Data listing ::
--------------------------------
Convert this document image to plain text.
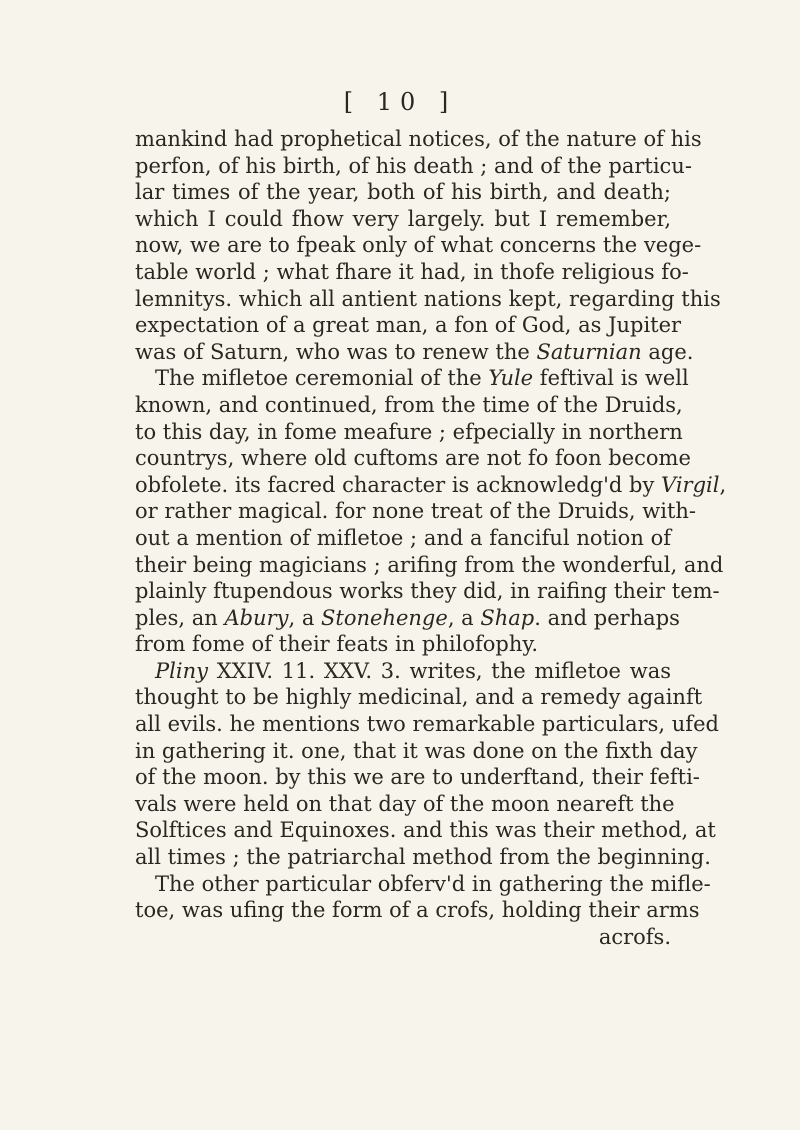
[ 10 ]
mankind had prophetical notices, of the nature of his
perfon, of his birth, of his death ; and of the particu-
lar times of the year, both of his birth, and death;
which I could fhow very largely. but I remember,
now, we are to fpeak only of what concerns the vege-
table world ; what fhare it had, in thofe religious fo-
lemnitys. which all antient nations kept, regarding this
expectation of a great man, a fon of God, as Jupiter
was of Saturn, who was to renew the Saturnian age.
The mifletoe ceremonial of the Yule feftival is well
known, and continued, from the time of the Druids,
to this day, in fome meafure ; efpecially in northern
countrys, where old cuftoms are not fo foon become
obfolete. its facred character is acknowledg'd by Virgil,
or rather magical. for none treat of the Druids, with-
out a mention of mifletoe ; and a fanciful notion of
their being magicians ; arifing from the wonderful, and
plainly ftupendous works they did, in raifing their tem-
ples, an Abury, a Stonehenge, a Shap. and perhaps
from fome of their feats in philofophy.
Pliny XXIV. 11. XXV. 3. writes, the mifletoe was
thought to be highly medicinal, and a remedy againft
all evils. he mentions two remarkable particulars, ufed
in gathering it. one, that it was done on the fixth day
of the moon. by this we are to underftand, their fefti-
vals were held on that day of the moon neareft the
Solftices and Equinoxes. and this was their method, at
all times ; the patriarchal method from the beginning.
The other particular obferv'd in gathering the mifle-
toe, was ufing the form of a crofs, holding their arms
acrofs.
--------------------------------
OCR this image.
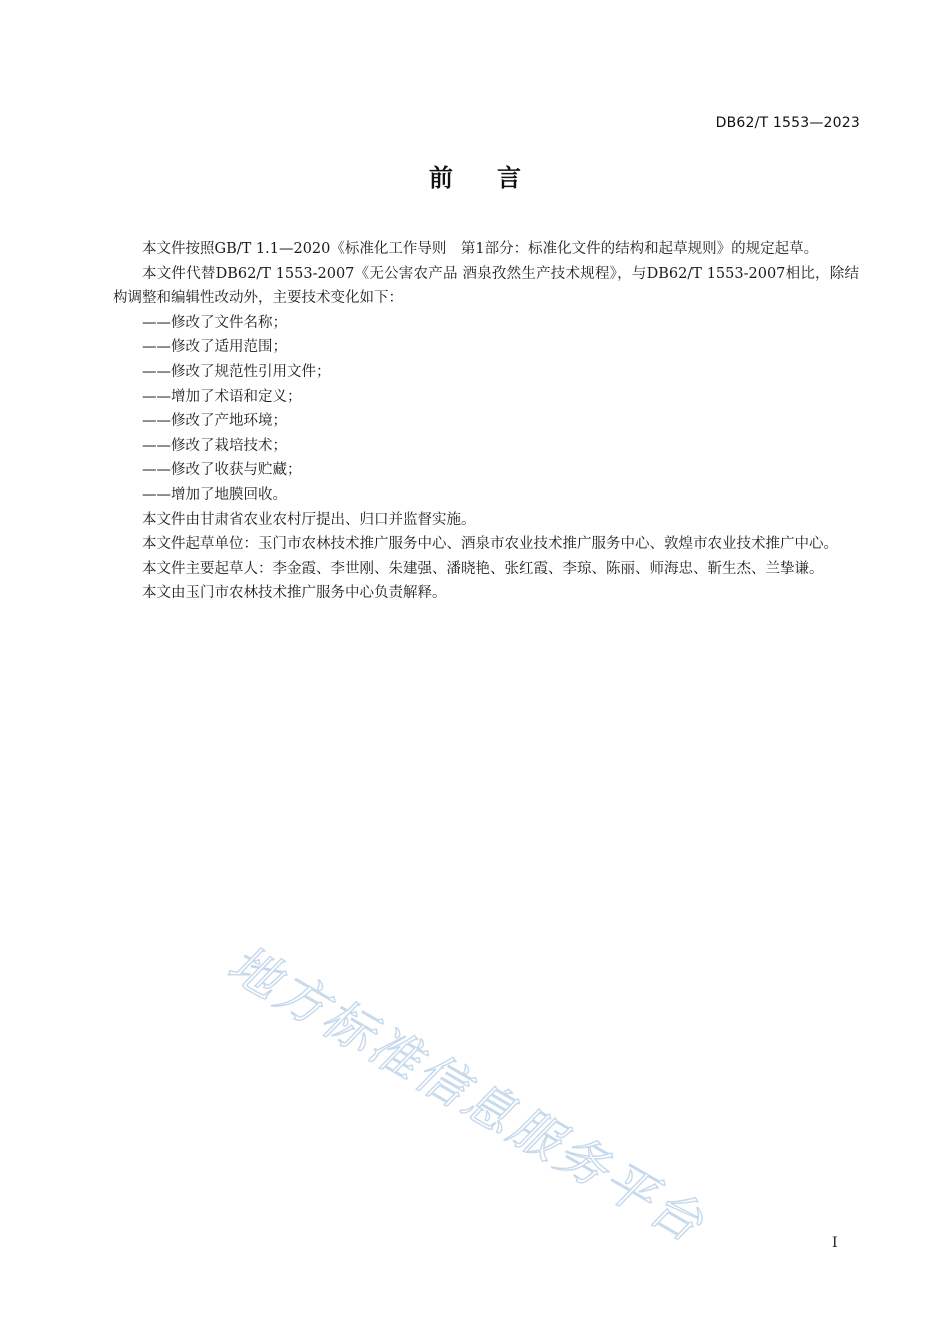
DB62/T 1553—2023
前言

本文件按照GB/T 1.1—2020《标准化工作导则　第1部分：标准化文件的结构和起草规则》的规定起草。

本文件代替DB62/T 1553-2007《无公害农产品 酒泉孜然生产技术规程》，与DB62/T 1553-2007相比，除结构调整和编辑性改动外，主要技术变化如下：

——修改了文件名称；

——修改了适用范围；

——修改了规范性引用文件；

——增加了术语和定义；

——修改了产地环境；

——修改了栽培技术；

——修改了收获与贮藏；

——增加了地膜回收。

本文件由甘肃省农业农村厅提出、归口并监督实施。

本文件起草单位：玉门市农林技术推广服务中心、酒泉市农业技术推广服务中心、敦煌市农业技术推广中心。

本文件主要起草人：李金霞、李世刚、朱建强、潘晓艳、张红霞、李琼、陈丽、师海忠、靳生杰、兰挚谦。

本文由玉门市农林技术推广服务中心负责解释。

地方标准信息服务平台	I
--------------------------------
Aim :: Filter the data for the string "image" and copy every line that has it.

Result of this task ::
Convert this document image to plain text.
OCR this image.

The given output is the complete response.